● What to work on: Find all lines in the listing that include the word "Facility", then copy them.

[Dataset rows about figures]

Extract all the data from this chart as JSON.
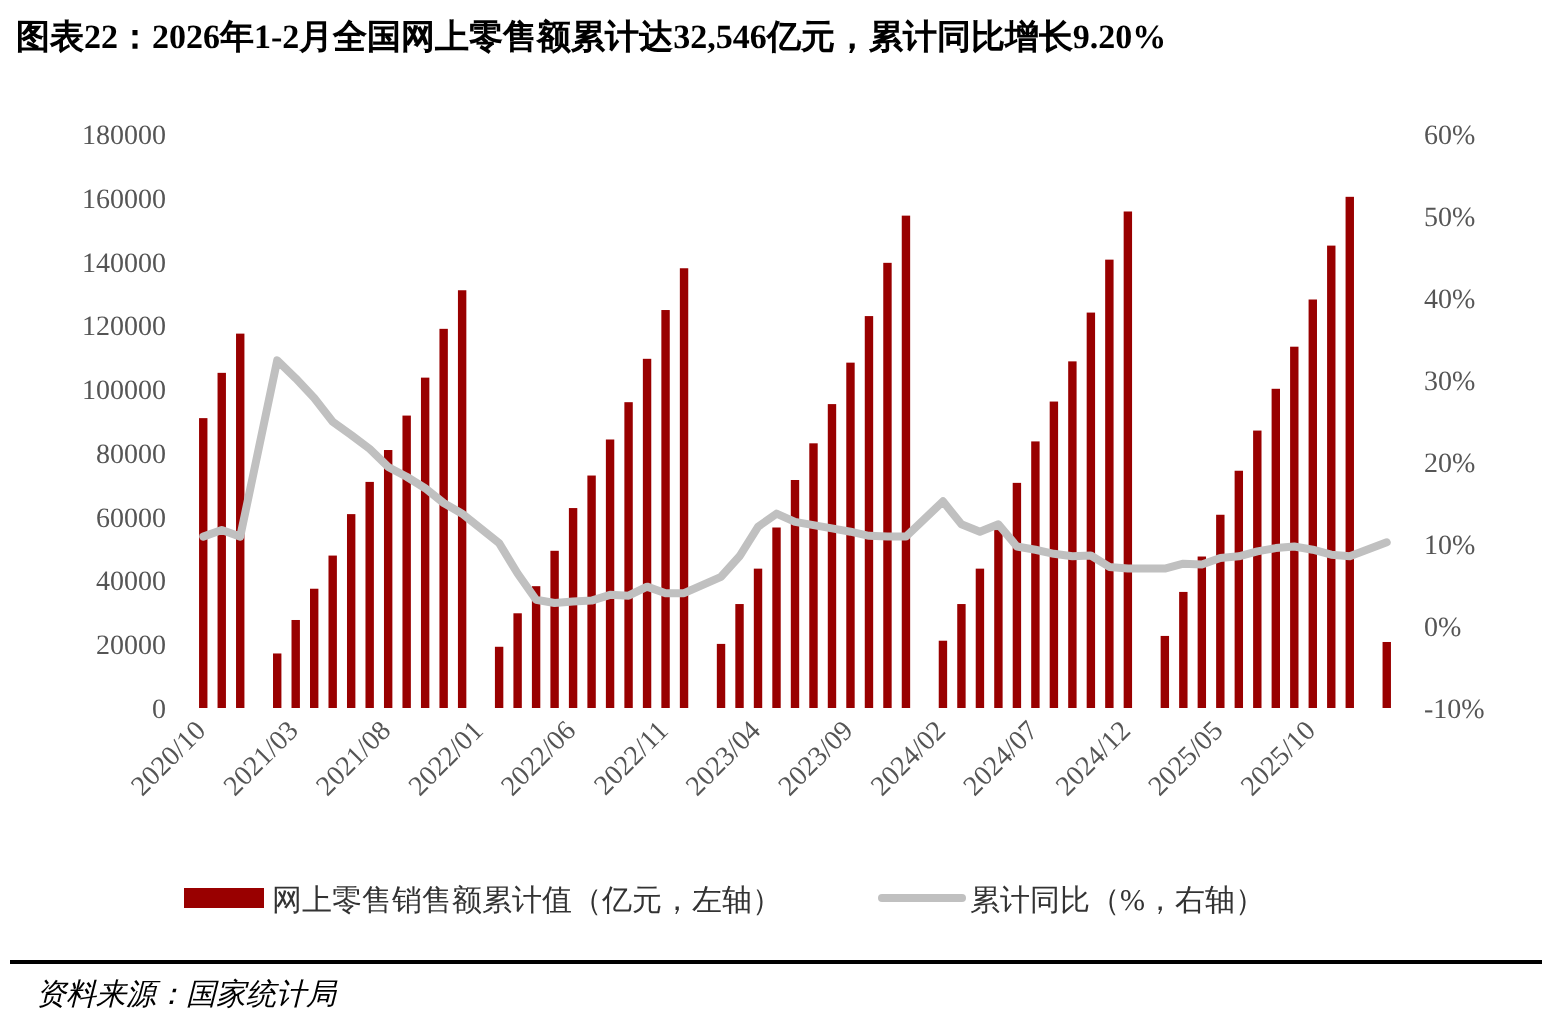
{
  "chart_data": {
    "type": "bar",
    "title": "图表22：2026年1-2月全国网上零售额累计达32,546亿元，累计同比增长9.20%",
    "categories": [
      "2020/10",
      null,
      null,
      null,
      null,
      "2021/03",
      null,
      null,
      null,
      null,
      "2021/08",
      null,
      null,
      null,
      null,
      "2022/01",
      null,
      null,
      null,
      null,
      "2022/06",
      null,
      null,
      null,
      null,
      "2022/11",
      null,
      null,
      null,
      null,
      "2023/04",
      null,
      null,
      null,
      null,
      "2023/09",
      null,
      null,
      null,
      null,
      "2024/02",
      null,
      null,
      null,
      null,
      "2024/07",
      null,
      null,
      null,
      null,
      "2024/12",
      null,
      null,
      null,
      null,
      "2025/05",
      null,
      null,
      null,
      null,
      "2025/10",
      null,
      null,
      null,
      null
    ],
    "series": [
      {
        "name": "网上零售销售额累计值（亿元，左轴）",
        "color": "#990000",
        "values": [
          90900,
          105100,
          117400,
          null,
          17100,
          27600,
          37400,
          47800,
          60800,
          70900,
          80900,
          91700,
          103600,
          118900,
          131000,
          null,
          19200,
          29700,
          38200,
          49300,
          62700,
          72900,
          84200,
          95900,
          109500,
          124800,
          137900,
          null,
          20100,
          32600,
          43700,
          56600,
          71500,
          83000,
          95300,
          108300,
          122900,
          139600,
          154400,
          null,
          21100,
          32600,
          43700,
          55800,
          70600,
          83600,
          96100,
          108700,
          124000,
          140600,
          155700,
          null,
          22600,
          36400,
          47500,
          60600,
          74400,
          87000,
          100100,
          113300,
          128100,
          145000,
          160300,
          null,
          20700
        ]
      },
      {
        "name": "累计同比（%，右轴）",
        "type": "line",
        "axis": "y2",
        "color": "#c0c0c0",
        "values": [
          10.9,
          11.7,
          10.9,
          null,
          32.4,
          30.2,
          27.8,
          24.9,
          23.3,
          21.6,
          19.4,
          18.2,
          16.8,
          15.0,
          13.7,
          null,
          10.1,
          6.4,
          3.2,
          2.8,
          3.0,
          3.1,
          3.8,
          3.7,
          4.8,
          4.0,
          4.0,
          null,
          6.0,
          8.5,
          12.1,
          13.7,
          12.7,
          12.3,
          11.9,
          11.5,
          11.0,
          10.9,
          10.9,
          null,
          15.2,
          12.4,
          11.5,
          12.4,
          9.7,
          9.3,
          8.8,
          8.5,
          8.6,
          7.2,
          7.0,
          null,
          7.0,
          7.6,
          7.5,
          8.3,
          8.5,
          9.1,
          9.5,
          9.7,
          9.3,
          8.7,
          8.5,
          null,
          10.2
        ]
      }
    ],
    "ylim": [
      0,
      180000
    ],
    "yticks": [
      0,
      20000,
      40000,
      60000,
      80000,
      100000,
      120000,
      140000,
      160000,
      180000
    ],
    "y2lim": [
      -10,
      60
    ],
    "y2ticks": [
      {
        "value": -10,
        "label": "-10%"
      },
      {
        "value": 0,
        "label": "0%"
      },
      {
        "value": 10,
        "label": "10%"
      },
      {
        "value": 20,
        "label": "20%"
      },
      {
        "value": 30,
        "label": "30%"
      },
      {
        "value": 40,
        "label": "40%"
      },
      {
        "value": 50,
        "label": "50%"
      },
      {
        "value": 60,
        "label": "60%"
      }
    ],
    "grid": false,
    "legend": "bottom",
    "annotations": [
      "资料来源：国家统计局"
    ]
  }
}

--

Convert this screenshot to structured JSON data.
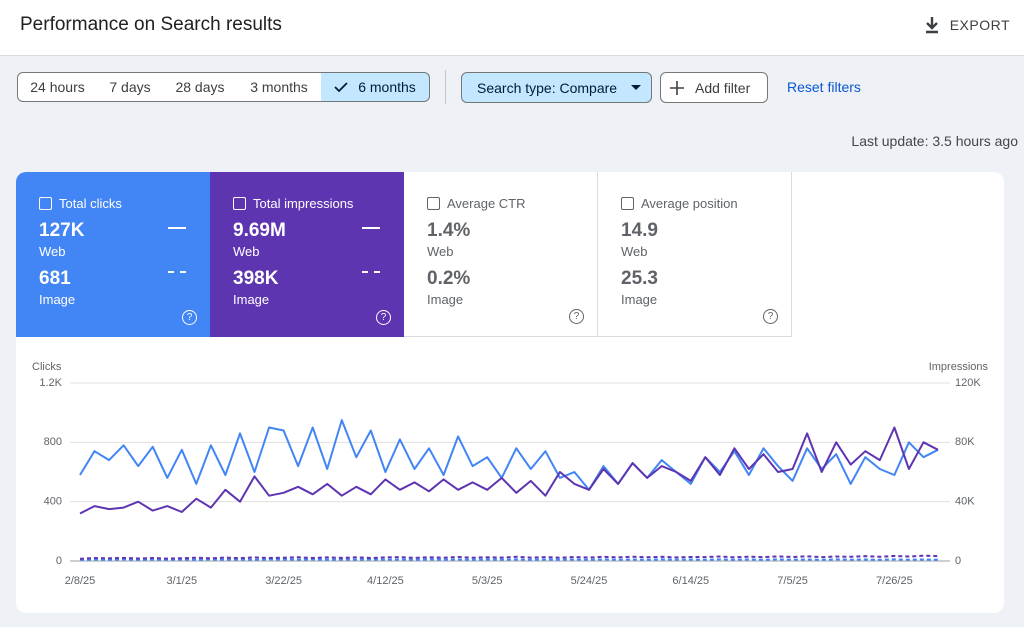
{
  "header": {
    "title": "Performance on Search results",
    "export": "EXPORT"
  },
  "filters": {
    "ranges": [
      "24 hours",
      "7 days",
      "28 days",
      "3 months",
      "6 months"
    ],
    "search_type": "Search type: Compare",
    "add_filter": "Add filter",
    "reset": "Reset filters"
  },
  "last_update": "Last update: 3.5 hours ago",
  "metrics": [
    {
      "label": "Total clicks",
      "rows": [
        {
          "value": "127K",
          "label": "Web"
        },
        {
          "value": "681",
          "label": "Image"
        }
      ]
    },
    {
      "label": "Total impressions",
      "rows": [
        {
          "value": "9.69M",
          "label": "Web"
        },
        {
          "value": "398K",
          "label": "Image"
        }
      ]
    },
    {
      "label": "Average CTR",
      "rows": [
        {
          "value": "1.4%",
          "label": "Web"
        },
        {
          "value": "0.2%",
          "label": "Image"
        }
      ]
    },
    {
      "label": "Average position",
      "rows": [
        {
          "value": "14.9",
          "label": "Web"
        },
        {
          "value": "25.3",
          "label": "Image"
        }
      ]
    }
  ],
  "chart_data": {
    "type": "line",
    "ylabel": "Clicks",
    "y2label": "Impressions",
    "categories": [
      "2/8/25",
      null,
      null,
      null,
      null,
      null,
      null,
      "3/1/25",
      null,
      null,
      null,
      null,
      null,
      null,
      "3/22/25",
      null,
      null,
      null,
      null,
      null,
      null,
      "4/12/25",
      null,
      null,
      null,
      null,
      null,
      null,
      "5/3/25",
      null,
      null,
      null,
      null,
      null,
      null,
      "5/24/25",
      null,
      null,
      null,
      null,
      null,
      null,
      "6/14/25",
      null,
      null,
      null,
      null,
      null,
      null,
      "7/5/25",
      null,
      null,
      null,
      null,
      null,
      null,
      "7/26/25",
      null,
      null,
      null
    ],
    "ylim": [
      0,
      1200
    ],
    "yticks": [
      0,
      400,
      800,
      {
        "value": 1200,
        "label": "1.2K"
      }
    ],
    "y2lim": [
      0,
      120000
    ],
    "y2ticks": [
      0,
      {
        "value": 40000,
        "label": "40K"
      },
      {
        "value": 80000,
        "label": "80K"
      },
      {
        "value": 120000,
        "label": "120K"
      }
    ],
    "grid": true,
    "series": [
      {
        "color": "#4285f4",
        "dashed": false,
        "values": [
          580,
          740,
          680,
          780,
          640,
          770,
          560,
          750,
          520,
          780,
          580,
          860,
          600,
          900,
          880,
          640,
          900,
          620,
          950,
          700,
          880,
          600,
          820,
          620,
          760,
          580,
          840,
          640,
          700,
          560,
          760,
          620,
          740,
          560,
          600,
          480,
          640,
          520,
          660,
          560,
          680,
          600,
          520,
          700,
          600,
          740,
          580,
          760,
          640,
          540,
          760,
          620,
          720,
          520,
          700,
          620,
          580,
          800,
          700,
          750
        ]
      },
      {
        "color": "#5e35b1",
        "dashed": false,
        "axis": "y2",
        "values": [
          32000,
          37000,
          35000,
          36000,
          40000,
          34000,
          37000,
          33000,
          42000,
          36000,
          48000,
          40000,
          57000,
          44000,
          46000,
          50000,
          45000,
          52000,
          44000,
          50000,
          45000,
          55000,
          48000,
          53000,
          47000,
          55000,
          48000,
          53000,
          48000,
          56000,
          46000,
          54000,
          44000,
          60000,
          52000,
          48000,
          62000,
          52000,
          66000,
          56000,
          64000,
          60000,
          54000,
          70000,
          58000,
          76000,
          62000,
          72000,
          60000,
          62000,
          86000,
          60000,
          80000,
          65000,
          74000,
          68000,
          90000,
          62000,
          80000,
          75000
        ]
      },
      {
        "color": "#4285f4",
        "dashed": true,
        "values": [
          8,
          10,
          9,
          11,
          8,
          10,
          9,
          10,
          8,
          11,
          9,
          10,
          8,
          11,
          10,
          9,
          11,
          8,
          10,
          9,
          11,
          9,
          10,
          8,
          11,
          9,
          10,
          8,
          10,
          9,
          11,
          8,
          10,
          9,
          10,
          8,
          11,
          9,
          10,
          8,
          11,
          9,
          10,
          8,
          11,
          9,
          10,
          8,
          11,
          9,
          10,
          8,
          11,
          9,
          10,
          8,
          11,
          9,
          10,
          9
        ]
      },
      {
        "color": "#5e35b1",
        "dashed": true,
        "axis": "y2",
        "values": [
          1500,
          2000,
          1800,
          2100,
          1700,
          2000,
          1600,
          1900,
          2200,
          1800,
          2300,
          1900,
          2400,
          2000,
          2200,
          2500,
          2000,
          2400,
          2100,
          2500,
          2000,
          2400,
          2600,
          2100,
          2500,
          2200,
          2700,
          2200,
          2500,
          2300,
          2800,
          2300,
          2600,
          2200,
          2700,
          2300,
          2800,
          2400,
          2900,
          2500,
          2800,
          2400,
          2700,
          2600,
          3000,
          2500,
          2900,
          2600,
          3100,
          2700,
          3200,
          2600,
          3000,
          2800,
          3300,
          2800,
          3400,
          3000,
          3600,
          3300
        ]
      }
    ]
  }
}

...

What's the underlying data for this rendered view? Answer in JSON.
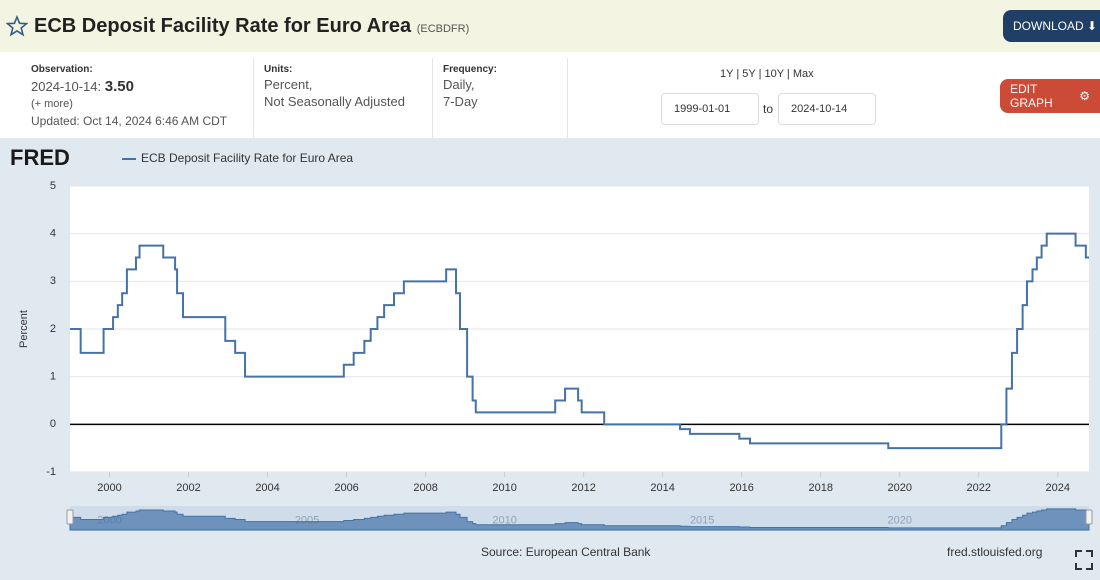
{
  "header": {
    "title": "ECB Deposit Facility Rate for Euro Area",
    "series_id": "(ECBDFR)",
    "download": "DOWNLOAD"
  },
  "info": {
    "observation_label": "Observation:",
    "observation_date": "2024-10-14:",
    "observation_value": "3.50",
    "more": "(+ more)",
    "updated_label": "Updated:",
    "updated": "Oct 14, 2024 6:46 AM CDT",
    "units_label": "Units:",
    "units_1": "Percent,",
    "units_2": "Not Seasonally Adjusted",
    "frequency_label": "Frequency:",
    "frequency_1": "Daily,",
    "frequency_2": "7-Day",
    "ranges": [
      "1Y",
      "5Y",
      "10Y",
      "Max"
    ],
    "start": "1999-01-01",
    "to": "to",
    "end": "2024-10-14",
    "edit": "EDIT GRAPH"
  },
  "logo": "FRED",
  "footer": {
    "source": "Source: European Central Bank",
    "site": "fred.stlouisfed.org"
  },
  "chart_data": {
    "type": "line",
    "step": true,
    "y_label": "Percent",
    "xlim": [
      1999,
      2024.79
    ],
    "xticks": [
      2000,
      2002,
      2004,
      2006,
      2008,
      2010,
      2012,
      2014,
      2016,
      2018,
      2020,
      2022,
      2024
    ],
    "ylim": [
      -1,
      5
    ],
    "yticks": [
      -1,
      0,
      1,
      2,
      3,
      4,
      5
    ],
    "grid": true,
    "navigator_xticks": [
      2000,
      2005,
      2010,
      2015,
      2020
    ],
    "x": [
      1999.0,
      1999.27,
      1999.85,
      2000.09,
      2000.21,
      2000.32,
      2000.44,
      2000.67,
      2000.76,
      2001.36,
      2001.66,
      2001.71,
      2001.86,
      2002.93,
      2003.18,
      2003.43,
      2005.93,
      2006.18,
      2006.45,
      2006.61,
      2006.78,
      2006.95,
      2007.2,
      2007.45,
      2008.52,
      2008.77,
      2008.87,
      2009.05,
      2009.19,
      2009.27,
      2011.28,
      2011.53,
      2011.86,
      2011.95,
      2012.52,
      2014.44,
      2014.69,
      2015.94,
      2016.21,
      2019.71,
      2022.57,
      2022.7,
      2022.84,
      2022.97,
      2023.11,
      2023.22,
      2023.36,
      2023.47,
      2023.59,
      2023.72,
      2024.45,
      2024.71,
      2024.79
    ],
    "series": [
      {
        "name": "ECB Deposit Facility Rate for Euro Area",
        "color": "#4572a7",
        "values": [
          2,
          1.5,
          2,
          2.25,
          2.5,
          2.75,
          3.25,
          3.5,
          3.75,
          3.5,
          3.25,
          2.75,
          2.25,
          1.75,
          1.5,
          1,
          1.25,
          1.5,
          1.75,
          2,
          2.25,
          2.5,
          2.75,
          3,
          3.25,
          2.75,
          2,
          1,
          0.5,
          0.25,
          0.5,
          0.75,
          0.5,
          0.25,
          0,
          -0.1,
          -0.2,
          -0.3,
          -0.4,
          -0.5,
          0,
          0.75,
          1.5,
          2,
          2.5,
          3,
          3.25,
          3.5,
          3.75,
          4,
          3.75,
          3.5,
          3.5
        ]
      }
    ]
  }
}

● Answer to the exercise:
    "title": "ECB Deposit Facility Rate for Euro Area",
        "name": "ECB Deposit Facility Rate for Euro Area",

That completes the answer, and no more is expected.